Bounding box annotations
##############################

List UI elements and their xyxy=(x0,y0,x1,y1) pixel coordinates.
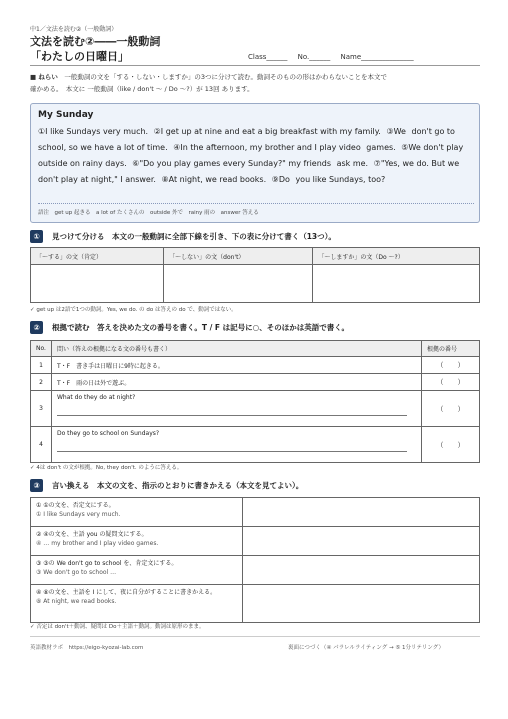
instruction-text: ② ④の文を、主語 you の疑問文にする。 xyxy=(36,531,148,538)
affirmative-answer-cell[interactable] xyxy=(31,265,164,303)
story-text xyxy=(38,124,474,188)
footer-site: 英語教材ラボ https://eigo-kyozai-lab.com xyxy=(30,645,144,651)
story-title: My Sunday xyxy=(38,110,94,120)
col-negative: 「～しない」の文（don't） xyxy=(164,248,313,265)
instruction-text: ④ ⑧の文を、主語を I にして、夜に自分がすることに書きかえる。 xyxy=(36,589,217,596)
vocab-divider xyxy=(38,203,474,204)
row-number: 2 xyxy=(31,374,52,391)
col-affirmative: 「～する」の文（肯定） xyxy=(31,248,164,265)
header-divider xyxy=(30,65,480,66)
row-number: 4 xyxy=(31,427,52,463)
source-sentence: ④ … my brother and I play video games. xyxy=(36,540,159,547)
sentence-6: ⑥"Do you play games every Sunday?" my friends xyxy=(132,159,332,168)
aim-label: ■ ねらい xyxy=(30,73,58,81)
section-1-header xyxy=(30,230,480,243)
sentence-9: ⑨Do xyxy=(271,175,290,184)
instruction-cell xyxy=(31,585,243,623)
footer-divider xyxy=(30,636,480,637)
section-3-header xyxy=(30,479,480,492)
sentence-2: ②I get up at nine and eat a big breakfast with my family. xyxy=(153,127,381,136)
sentence-1: ①I like Sundays very much. xyxy=(38,127,149,136)
section-1-note: ✓ get up は2語で1つの動詞。Yes, we do. の do は答えの do で、動詞ではない。 xyxy=(30,307,237,313)
name-field[interactable]: Name_______________ xyxy=(340,53,414,61)
name-fields xyxy=(248,53,422,61)
row-number: 3 xyxy=(31,391,52,427)
write-line[interactable] xyxy=(57,451,407,452)
col-question: 「～しますか」の文（Do ～?） xyxy=(313,248,480,265)
evidence-table xyxy=(30,340,480,463)
question-text[interactable]: T・F 書き手は日曜日に9時に起きる。 xyxy=(51,357,421,374)
source-sentence: ③ We don't go to school … xyxy=(36,569,117,576)
aim-box xyxy=(30,71,480,95)
section-2-note: ✓ 4は don't の文が根拠。No, they don't. のように答える。 xyxy=(30,465,183,471)
breadcrumb: 中1／文法を読む②（一般動詞） xyxy=(30,26,118,33)
table-row xyxy=(31,556,480,585)
sentence-5: ⑤We don't play outside on rainy days. xyxy=(38,143,464,168)
col-question-text: 問い（答えの根拠になる文の番号も書く） xyxy=(51,341,421,357)
instruction-text: ③ ③の We don't go to school を、肯定文にする。 xyxy=(36,560,178,567)
question-text[interactable]: T・F 雨の日は外で遊ぶ。 xyxy=(51,374,421,391)
sentence-3: ③We xyxy=(386,127,406,136)
section-2-number: ② xyxy=(30,321,43,334)
question-cell[interactable] xyxy=(51,427,421,463)
sentence-4-cont: games. xyxy=(366,143,396,152)
table-row xyxy=(31,391,480,427)
write-line[interactable] xyxy=(57,415,407,416)
section-1-number: ① xyxy=(30,230,43,243)
sort-table xyxy=(30,247,480,303)
table-row xyxy=(31,427,480,463)
instruction-cell xyxy=(31,498,243,527)
sentence-3-cont: don't go to school, so we have a lot of time. xyxy=(38,127,455,152)
rewrite-answer-cell[interactable] xyxy=(243,585,480,623)
vocab-notes: 語注 get up 起きる a lot of たくさんの outside 外で rainy 雨の answer 答える xyxy=(38,210,259,216)
table-row xyxy=(31,374,480,391)
question-text: Do they go to school on Sundays? xyxy=(56,430,160,437)
footer-continue: 裏面につづく（④ パラレルライティング → ⑤ 1分リテリング） xyxy=(288,645,444,651)
row-number: 1 xyxy=(31,357,52,374)
class-field[interactable]: Class______ xyxy=(248,53,288,61)
instruction-cell xyxy=(31,556,243,585)
story-box xyxy=(30,103,480,223)
source-sentence: ① I like Sundays very much. xyxy=(36,511,121,518)
rewrite-answer-cell[interactable] xyxy=(243,527,480,556)
instruction-cell xyxy=(31,527,243,556)
evidence-answer[interactable]: （ ） xyxy=(422,374,480,391)
table-row xyxy=(31,527,480,556)
number-field[interactable]: No.______ xyxy=(297,53,331,61)
rewrite-answer-cell[interactable] xyxy=(243,556,480,585)
col-no: No. xyxy=(31,341,52,357)
question-text: What do they do at night? xyxy=(56,394,136,401)
table-row xyxy=(31,357,480,374)
negative-answer-cell[interactable] xyxy=(164,265,313,303)
section-3-note: ✓ 否定は don't＋動詞、疑問は Do＋主語＋動詞。動詞は原形のまま。 xyxy=(30,624,205,630)
section-1-title: 見つけて分ける 本文の一般動詞に全部下線を引き、下の表に分けて書く（13つ）。 xyxy=(52,232,336,241)
rewrite-answer-cell[interactable] xyxy=(243,498,480,527)
table-row xyxy=(31,585,480,623)
evidence-answer[interactable]: （ ） xyxy=(422,391,480,427)
evidence-answer[interactable]: （ ） xyxy=(422,357,480,374)
source-sentence: ⑧ At night, we read books. xyxy=(36,598,117,605)
sentence-4: ④In the afternoon, my brother and I play video xyxy=(173,143,361,152)
page-title: 文法を読む②――一般動詞 xyxy=(30,35,161,48)
sentence-8: ⑧At night, we read books. xyxy=(161,175,267,184)
table-row xyxy=(31,498,480,527)
question-answer-cell[interactable] xyxy=(313,265,480,303)
question-cell[interactable] xyxy=(51,391,421,427)
sentence-9-cont: you like Sundays, too? xyxy=(295,175,386,184)
aim-text-1: 一般動詞の文を「する・しない・しますか」の3つに分けて読む。動詞そのものの形はかわらないことを本文で xyxy=(64,73,388,81)
sentence-7: ⑦"Yes, we do. But we don't play at night," I answer. xyxy=(38,159,460,184)
sentence-6-cont: ask me. xyxy=(336,159,369,168)
section-3-title: 言い換える 本文の文を、指示のとおりに書きかえる（本文を見てよい）。 xyxy=(52,481,304,490)
rewrite-table xyxy=(30,497,480,623)
section-3-number: ③ xyxy=(30,479,43,492)
page-subtitle: 「わたしの日曜日」 xyxy=(30,50,129,63)
aim-text-2: 確かめる。 本文に 一般動詞（like / don't ～ / Do ～?）が 13回 あります。 xyxy=(30,85,254,93)
instruction-text: ① ①の文を、否定文にする。 xyxy=(36,502,115,509)
section-2-header xyxy=(30,321,480,334)
section-2-title: 根拠で読む 答えを決めた文の番号を書く。T / F は記号に○、そのほかは英語で書く。 xyxy=(52,323,350,332)
evidence-answer[interactable]: （ ） xyxy=(422,427,480,463)
col-evidence: 根拠の番号 xyxy=(422,341,480,357)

##############################

## DESCRIPTION OF THE TASK:
Please repeat the rows from the line holding "instruction-text: ② ④の文を、主語" through the line holding "write-line[interactable] xyxy=(57,451,407,452)", inclusive, renaming each "row-number" to "row-index" and keeping everything else the same.

## THE REPLY:
instruction-text: ② ④の文を、主語 you の疑問文にする。 xyxy=(36,531,148,538)
affirmative-answer-cell[interactable] xyxy=(31,265,164,303)
story-text xyxy=(38,124,474,188)
footer-site: 英語教材ラボ https://eigo-kyozai-lab.com xyxy=(30,645,144,651)
story-title: My Sunday xyxy=(38,110,94,120)
col-negative: 「～しない」の文（don't） xyxy=(164,248,313,265)
instruction-text: ④ ⑧の文を、主語を I にして、夜に自分がすることに書きかえる。 xyxy=(36,589,217,596)
vocab-divider xyxy=(38,203,474,204)
row-index: 2 xyxy=(31,374,52,391)
col-affirmative: 「～する」の文（肯定） xyxy=(31,248,164,265)
header-divider xyxy=(30,65,480,66)
row-index: 4 xyxy=(31,427,52,463)
source-sentence: ④ … my brother and I play video games. xyxy=(36,540,159,547)
sentence-6: ⑥"Do you play games every Sunday?" my friends xyxy=(132,159,332,168)
aim-label: ■ ねらい xyxy=(30,73,58,81)
section-1-header xyxy=(30,230,480,243)
sentence-9: ⑨Do xyxy=(271,175,290,184)
instruction-cell xyxy=(31,585,243,623)
footer-divider xyxy=(30,636,480,637)
section-3-header xyxy=(30,479,480,492)
sentence-2: ②I get up at nine and eat a big breakfast with my family. xyxy=(153,127,381,136)
sentence-1: ①I like Sundays very much. xyxy=(38,127,149,136)
section-1-note: ✓ get up は2語で1つの動詞。Yes, we do. の do は答えの do で、動詞ではない。 xyxy=(30,307,237,313)
name-field[interactable]: Name_______________ xyxy=(340,53,414,61)
name-fields xyxy=(248,53,422,61)
row-index: 3 xyxy=(31,391,52,427)
write-line[interactable] xyxy=(57,451,407,452)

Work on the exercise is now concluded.